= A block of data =
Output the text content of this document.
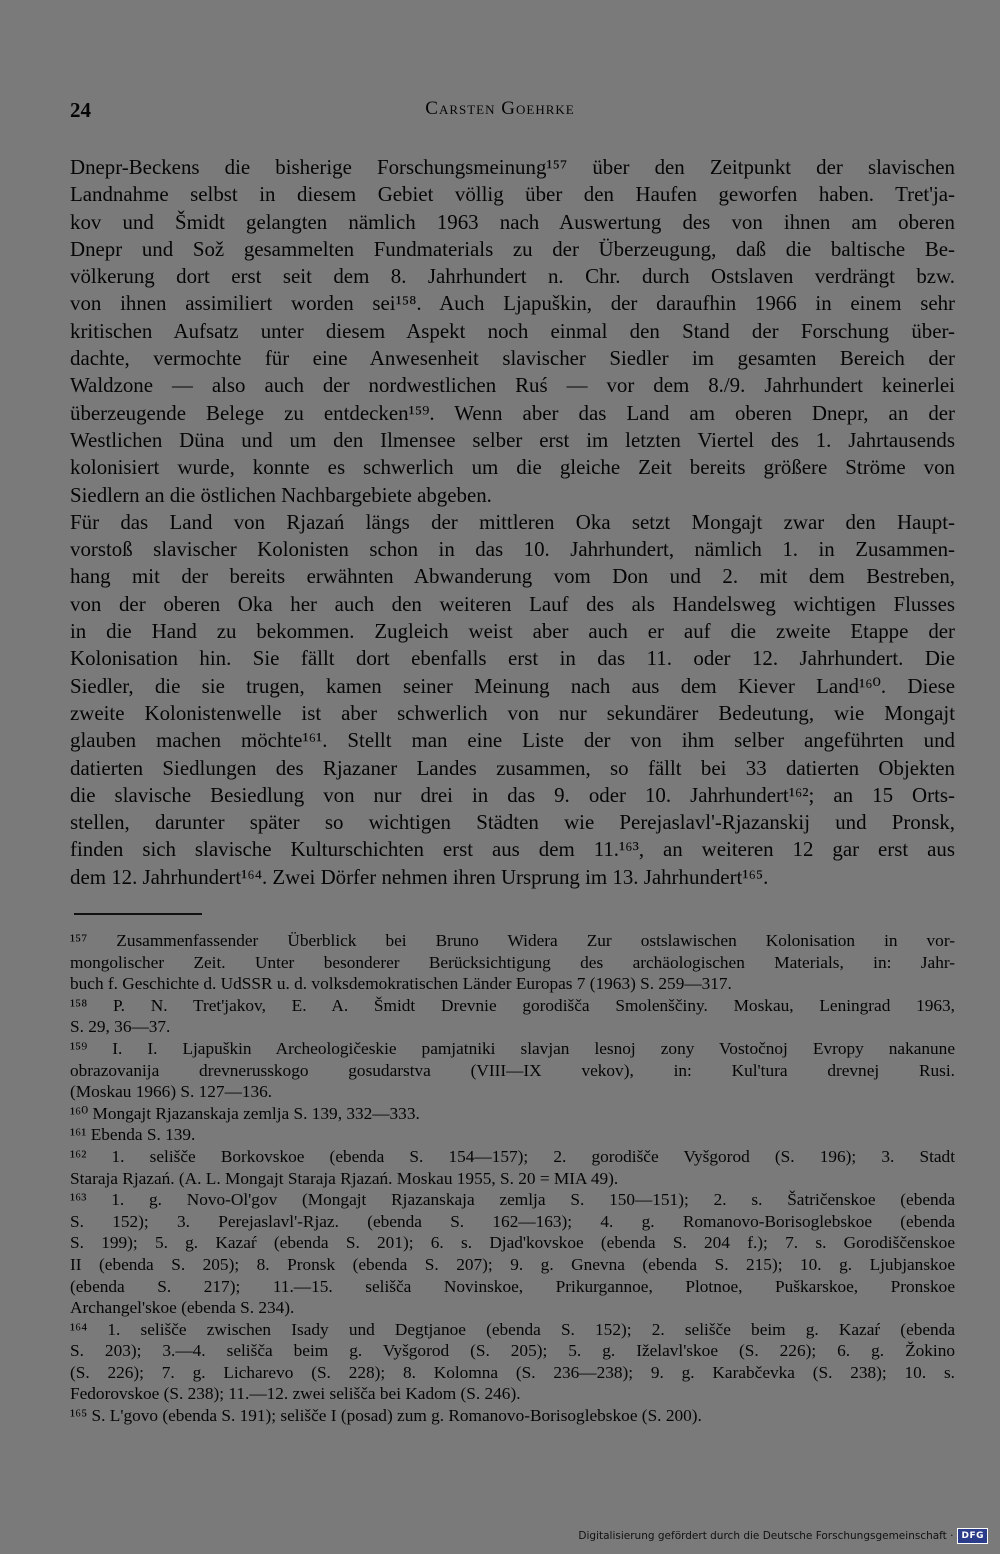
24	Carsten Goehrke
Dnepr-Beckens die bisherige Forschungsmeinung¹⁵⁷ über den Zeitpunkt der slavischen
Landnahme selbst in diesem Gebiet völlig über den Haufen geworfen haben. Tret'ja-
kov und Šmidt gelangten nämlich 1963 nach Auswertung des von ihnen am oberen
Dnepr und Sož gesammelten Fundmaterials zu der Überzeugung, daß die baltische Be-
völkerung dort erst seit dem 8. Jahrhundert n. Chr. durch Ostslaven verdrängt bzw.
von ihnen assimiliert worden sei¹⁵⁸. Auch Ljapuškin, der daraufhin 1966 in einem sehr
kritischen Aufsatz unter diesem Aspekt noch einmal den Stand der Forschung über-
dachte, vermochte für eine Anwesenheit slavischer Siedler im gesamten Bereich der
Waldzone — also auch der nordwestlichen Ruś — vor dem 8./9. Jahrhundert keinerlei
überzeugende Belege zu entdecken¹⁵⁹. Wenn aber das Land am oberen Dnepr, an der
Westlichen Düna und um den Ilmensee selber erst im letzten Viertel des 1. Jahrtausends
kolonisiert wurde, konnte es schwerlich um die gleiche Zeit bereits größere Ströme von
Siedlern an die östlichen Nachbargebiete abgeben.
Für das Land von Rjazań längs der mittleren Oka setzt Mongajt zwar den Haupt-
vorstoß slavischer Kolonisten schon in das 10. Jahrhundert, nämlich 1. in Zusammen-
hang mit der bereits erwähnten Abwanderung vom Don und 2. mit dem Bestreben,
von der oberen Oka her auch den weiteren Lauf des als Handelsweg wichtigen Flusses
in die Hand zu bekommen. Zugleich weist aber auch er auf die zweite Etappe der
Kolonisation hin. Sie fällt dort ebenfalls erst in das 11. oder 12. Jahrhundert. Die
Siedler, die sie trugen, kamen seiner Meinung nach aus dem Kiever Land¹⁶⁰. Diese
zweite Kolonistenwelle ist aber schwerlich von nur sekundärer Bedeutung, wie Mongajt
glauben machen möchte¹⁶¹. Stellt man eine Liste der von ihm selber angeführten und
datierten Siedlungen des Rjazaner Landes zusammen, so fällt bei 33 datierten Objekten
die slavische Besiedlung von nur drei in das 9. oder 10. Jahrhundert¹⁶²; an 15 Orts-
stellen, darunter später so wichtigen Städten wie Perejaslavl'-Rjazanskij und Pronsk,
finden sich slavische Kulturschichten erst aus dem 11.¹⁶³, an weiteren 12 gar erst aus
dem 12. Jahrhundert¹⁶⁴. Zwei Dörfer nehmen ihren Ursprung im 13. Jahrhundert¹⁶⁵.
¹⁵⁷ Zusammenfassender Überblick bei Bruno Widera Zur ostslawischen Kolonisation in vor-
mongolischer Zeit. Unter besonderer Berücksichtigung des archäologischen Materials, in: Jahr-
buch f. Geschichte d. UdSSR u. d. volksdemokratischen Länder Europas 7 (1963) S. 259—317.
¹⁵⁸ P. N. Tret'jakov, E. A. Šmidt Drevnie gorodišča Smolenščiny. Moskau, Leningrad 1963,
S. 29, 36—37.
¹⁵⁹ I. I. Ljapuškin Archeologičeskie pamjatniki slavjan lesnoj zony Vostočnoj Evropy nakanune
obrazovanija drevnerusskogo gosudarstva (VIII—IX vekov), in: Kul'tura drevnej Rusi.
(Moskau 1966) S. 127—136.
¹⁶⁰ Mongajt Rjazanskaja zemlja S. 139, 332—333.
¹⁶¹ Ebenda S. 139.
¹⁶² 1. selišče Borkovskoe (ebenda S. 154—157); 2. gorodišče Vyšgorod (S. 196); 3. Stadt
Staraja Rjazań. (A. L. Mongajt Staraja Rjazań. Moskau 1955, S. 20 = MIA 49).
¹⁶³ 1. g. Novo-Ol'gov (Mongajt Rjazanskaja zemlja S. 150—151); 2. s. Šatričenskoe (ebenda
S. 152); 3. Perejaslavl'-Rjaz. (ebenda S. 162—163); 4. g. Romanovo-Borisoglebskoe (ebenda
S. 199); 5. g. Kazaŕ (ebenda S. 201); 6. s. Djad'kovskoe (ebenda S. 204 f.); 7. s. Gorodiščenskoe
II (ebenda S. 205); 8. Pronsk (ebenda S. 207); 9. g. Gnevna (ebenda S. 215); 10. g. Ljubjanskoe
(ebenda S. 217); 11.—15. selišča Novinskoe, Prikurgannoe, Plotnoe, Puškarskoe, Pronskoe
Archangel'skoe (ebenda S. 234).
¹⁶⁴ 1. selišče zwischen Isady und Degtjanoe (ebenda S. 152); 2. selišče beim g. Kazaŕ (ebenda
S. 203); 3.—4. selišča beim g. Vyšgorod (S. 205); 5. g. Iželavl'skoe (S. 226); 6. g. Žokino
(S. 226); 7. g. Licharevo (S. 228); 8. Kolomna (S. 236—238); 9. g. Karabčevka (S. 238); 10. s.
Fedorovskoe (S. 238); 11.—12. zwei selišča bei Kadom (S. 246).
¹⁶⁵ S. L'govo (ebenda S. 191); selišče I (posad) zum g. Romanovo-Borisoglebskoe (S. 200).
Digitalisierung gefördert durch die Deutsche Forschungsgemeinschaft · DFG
* * *
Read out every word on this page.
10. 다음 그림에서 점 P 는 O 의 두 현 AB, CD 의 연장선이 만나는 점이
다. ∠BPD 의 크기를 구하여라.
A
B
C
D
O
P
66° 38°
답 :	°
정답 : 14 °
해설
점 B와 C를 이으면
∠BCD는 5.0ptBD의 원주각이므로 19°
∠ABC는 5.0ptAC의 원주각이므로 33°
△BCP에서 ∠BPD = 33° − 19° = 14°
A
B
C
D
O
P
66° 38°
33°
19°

= Given task =
Show each line of the data that contains the string "selišča".

= Task solution =
(ebenda S. 217); 11.—15. selišča Novinskoe, Prikurgannoe, Plotnoe, Puškarskoe, Pronskoe
S. 203); 3.—4. selišča beim g. Vyšgorod (S. 205); 5. g. Iželavl'skoe (S. 226); 6. g. Žokino
Fedorovskoe (S. 238); 11.—12. zwei selišča bei Kadom (S. 246).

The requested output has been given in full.